Goal >> Where a line of the listing below includes the word "party", reproduce that line.

------------------------------

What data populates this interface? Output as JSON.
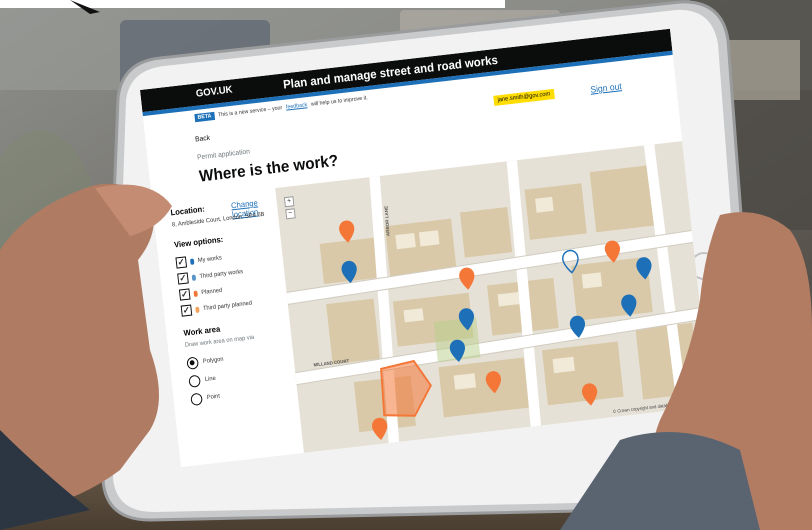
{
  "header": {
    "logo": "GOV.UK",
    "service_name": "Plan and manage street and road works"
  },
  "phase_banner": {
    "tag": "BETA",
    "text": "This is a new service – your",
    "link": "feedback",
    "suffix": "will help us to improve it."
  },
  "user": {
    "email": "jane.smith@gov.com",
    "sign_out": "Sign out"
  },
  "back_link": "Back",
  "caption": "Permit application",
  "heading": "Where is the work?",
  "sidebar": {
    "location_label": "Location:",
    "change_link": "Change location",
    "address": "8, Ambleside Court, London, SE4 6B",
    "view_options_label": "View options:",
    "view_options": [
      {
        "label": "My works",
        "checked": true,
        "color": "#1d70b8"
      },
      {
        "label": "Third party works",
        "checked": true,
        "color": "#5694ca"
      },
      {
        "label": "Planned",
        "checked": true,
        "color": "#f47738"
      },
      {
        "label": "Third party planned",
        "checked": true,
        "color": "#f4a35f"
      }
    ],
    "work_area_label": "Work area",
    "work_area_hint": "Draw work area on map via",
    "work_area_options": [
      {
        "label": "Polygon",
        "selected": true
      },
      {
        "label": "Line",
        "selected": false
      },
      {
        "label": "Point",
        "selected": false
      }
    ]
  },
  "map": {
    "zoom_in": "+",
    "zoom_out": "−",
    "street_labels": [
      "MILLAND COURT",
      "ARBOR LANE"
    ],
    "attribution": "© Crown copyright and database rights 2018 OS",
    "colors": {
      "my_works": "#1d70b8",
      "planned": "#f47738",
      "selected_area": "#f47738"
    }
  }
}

------------------------------

Worked solution >>
        "label": "Third party works",
        "label": "Third party planned",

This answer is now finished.